Challenge:
Can you turn each line of the rows below into a numbered list, leaving out any blank lines?

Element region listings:
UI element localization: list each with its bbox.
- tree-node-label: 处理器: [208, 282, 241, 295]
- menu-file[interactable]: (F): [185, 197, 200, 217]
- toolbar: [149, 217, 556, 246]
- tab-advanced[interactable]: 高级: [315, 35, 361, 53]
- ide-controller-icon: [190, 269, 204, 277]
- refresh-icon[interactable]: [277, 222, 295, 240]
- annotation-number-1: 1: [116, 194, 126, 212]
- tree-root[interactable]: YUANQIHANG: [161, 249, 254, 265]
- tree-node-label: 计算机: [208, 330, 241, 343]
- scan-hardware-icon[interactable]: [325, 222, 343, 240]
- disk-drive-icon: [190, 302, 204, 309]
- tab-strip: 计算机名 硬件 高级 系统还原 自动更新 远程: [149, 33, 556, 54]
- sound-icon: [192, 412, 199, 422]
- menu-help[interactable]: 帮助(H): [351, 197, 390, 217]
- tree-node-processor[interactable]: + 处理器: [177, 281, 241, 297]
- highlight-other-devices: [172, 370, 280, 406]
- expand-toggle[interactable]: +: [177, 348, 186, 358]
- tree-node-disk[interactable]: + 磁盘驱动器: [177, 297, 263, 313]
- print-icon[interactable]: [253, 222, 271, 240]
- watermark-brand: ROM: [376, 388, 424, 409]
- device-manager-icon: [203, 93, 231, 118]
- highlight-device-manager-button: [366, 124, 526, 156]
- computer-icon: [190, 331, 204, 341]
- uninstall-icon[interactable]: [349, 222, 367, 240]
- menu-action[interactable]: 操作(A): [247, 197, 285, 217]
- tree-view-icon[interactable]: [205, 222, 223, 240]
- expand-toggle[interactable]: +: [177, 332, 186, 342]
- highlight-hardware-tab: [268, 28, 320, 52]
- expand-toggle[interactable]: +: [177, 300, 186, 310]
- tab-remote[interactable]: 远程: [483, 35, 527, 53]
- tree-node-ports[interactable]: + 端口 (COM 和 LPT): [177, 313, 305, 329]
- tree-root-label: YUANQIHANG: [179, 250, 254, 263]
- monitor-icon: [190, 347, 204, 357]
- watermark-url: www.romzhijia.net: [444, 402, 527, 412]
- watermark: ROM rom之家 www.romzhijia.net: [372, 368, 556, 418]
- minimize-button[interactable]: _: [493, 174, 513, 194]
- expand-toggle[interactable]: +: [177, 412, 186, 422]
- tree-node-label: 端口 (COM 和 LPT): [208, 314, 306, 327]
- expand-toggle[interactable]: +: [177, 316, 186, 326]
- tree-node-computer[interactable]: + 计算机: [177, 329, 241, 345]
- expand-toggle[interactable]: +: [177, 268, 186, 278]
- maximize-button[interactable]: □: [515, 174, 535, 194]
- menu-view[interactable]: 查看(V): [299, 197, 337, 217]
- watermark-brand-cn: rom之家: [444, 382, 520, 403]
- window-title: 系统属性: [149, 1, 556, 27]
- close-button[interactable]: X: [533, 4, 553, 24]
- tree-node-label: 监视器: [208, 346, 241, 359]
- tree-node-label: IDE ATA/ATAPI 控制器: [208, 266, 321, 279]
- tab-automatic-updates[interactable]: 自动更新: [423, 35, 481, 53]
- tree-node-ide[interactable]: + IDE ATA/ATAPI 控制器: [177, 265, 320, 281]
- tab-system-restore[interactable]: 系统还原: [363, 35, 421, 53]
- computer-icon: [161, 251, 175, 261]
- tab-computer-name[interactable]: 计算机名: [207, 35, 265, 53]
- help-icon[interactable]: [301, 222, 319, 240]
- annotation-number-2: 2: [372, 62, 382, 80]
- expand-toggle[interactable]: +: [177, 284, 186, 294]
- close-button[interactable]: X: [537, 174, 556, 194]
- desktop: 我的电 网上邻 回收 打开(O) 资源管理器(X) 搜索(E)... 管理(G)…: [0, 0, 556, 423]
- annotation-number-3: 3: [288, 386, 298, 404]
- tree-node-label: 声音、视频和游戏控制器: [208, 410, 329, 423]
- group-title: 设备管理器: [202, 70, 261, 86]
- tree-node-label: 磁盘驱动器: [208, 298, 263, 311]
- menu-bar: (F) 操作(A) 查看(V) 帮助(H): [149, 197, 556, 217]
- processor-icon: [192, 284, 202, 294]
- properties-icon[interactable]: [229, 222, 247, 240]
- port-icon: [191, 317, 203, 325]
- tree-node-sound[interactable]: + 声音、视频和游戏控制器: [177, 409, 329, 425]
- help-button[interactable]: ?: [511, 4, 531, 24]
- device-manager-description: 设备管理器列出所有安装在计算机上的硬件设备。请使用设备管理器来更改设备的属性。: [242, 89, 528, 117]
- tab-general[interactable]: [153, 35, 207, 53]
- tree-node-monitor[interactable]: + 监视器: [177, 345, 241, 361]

Reply:
1. UI element localization: list each with its bbox.
2. - tree-node-label: 处理器: [208, 282, 241, 295]
3. - menu-file[interactable]: (F): [185, 197, 200, 217]
4. - toolbar: [149, 217, 556, 246]
5. - tab-advanced[interactable]: 高级: [315, 35, 361, 53]
6. - ide-controller-icon: [190, 269, 204, 277]
7. - refresh-icon[interactable]: [277, 222, 295, 240]
8. - annotation-number-1: 1: [116, 194, 126, 212]
9. - tree-root[interactable]: YUANQIHANG: [161, 249, 254, 265]
10. - tree-node-label: 计算机: [208, 330, 241, 343]
11. - scan-hardware-icon[interactable]: [325, 222, 343, 240]
12. - disk-drive-icon: [190, 302, 204, 309]
13. - tab-strip: 计算机名 硬件 高级 系统还原 自动更新 远程: [149, 33, 556, 54]
14. - sound-icon: [192, 412, 199, 422]
15. - menu-help[interactable]: 帮助(H): [351, 197, 390, 217]
16. - tree-node-processor[interactable]: + 处理器: [177, 281, 241, 297]
17. - highlight-other-devices: [172, 370, 280, 406]
18. - expand-toggle[interactable]: +: [177, 348, 186, 358]
19. - tree-node-disk[interactable]: + 磁盘驱动器: [177, 297, 263, 313]
20. - print-icon[interactable]: [253, 222, 271, 240]
21. - watermark-brand: ROM: [376, 388, 424, 409]
22. - device-manager-icon: [203, 93, 231, 118]
23. - highlight-device-manager-button: [366, 124, 526, 156]
24. - computer-icon: [190, 331, 204, 341]
25. - uninstall-icon[interactable]: [349, 222, 367, 240]
26. - menu-action[interactable]: 操作(A): [247, 197, 285, 217]
27. - tree-view-icon[interactable]: [205, 222, 223, 240]
28. - expand-toggle[interactable]: +: [177, 332, 186, 342]
29. - highlight-hardware-tab: [268, 28, 320, 52]
30. - expand-toggle[interactable]: +: [177, 300, 186, 310]
31. - tab-remote[interactable]: 远程: [483, 35, 527, 53]
32. - tree-node-ports[interactable]: + 端口 (COM 和 LPT): [177, 313, 305, 329]
33. - tree-root-label: YUANQIHANG: [179, 250, 254, 263]
34. - monitor-icon: [190, 347, 204, 357]
35. - watermark-url: www.romzhijia.net: [444, 402, 527, 412]
36. - watermark: ROM rom之家 www.romzhijia.net: [372, 368, 556, 418]
37. - minimize-button[interactable]: _: [493, 174, 513, 194]
38. - expand-toggle[interactable]: +: [177, 412, 186, 422]
39. - tree-node-label: 端口 (COM 和 LPT): [208, 314, 306, 327]
40. - expand-toggle[interactable]: +: [177, 316, 186, 326]
41. - tree-node-computer[interactable]: + 计算机: [177, 329, 241, 345]
42. - expand-toggle[interactable]: +: [177, 268, 186, 278]
43. - maximize-button[interactable]: □: [515, 174, 535, 194]
44. - menu-view[interactable]: 查看(V): [299, 197, 337, 217]
45. - watermark-brand-cn: rom之家: [444, 382, 520, 403]
46. - window-title: 系统属性: [149, 1, 556, 27]
47. - close-button[interactable]: X: [533, 4, 553, 24]
48. - tree-node-label: 监视器: [208, 346, 241, 359]
49. - tree-node-label: IDE ATA/ATAPI 控制器: [208, 266, 321, 279]
50. - tab-automatic-updates[interactable]: 自动更新: [423, 35, 481, 53]
51. - tree-node-ide[interactable]: + IDE ATA/ATAPI 控制器: [177, 265, 320, 281]
52. - tab-system-restore[interactable]: 系统还原: [363, 35, 421, 53]
53. - computer-icon: [161, 251, 175, 261]
54. - tab-computer-name[interactable]: 计算机名: [207, 35, 265, 53]
55. - help-icon[interactable]: [301, 222, 319, 240]
56. - annotation-number-2: 2: [372, 62, 382, 80]
57. - expand-toggle[interactable]: +: [177, 284, 186, 294]
58. - close-button[interactable]: X: [537, 174, 556, 194]
59. - desktop: 我的电 网上邻 回收 打开(O) 资源管理器(X) 搜索(E)... 管理(G)…: [0, 0, 556, 423]
60. - annotation-number-3: 3: [288, 386, 298, 404]
61. - tree-node-label: 声音、视频和游戏控制器: [208, 410, 329, 423]
62. - group-title: 设备管理器: [202, 70, 261, 86]
63. - tree-node-label: 磁盘驱动器: [208, 298, 263, 311]
64. - menu-bar: (F) 操作(A) 查看(V) 帮助(H): [149, 197, 556, 217]
65. - processor-icon: [192, 284, 202, 294]
66. - properties-icon[interactable]: [229, 222, 247, 240]
67. - port-icon: [191, 317, 203, 325]
68. - tree-node-sound[interactable]: + 声音、视频和游戏控制器: [177, 409, 329, 425]
69. - help-button[interactable]: ?: [511, 4, 531, 24]
70. - device-manager-description: 设备管理器列出所有安装在计算机上的硬件设备。请使用设备管理器来更改设备的属性。: [242, 89, 528, 117]
71. - tab-general[interactable]: [153, 35, 207, 53]
72. - tree-node-monitor[interactable]: + 监视器: [177, 345, 241, 361]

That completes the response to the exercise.